──────── Raw data ────────
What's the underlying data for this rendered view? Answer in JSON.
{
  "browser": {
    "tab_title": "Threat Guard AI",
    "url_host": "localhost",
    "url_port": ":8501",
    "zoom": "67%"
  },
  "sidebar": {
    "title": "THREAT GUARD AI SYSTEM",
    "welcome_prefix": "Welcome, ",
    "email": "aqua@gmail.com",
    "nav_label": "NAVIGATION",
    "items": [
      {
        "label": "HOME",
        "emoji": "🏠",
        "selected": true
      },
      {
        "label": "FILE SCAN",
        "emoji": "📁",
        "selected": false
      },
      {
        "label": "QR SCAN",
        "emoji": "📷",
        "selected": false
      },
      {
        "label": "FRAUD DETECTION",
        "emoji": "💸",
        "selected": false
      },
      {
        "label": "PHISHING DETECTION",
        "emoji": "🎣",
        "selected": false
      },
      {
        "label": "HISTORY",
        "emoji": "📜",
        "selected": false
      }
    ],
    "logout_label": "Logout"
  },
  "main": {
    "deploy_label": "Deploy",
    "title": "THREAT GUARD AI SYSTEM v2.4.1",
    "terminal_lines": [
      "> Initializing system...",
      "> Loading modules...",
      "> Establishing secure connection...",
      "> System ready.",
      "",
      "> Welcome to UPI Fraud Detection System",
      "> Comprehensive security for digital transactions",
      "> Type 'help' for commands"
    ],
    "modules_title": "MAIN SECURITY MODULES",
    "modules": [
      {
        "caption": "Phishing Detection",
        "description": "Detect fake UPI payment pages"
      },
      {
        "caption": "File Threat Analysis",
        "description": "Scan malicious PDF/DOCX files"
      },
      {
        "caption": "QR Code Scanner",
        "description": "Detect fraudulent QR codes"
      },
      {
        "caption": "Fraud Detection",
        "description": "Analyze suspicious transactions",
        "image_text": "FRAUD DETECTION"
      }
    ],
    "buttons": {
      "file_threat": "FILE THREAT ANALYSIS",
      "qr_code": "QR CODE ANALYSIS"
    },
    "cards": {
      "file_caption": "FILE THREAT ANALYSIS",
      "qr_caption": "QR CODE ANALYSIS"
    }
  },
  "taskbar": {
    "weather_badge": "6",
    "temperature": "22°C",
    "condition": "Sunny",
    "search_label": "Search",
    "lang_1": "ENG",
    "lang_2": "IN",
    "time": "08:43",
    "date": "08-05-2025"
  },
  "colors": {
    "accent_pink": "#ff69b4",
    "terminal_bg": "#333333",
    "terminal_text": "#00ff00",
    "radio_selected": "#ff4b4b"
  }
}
────────
Task directions:
Write out the whole listing again, exactly as it stands.

Written response:
What's the underlying data for this rendered view? Answer in JSON.
{
  "browser": {
    "tab_title": "Threat Guard AI",
    "url_host": "localhost",
    "url_port": ":8501",
    "zoom": "67%"
  },
  "sidebar": {
    "title": "THREAT GUARD AI SYSTEM",
    "welcome_prefix": "Welcome, ",
    "email": "aqua@gmail.com",
    "nav_label": "NAVIGATION",
    "items": [
      {
        "label": "HOME",
        "emoji": "🏠",
        "selected": true
      },
      {
        "label": "FILE SCAN",
        "emoji": "📁",
        "selected": false
      },
      {
        "label": "QR SCAN",
        "emoji": "📷",
        "selected": false
      },
      {
        "label": "FRAUD DETECTION",
        "emoji": "💸",
        "selected": false
      },
      {
        "label": "PHISHING DETECTION",
        "emoji": "🎣",
        "selected": false
      },
      {
        "label": "HISTORY",
        "emoji": "📜",
        "selected": false
      }
    ],
    "logout_label": "Logout"
  },
  "main": {
    "deploy_label": "Deploy",
    "title": "THREAT GUARD AI SYSTEM v2.4.1",
    "terminal_lines": [
      "> Initializing system...",
      "> Loading modules...",
      "> Establishing secure connection...",
      "> System ready.",
      "",
      "> Welcome to UPI Fraud Detection System",
      "> Comprehensive security for digital transactions",
      "> Type 'help' for commands"
    ],
    "modules_title": "MAIN SECURITY MODULES",
    "modules": [
      {
        "caption": "Phishing Detection",
        "description": "Detect fake UPI payment pages"
      },
      {
        "caption": "File Threat Analysis",
        "description": "Scan malicious PDF/DOCX files"
      },
      {
        "caption": "QR Code Scanner",
        "description": "Detect fraudulent QR codes"
      },
      {
        "caption": "Fraud Detection",
        "description": "Analyze suspicious transactions",
        "image_text": "FRAUD DETECTION"
      }
    ],
    "buttons": {
      "file_threat": "FILE THREAT ANALYSIS",
      "qr_code": "QR CODE ANALYSIS"
    },
    "cards": {
      "file_caption": "FILE THREAT ANALYSIS",
      "qr_caption": "QR CODE ANALYSIS"
    }
  },
  "taskbar": {
    "weather_badge": "6",
    "temperature": "22°C",
    "condition": "Sunny",
    "search_label": "Search",
    "lang_1": "ENG",
    "lang_2": "IN",
    "time": "08:43",
    "date": "08-05-2025"
  },
  "colors": {
    "accent_pink": "#ff69b4",
    "terminal_bg": "#333333",
    "terminal_text": "#00ff00",
    "radio_selected": "#ff4b4b"
  }
}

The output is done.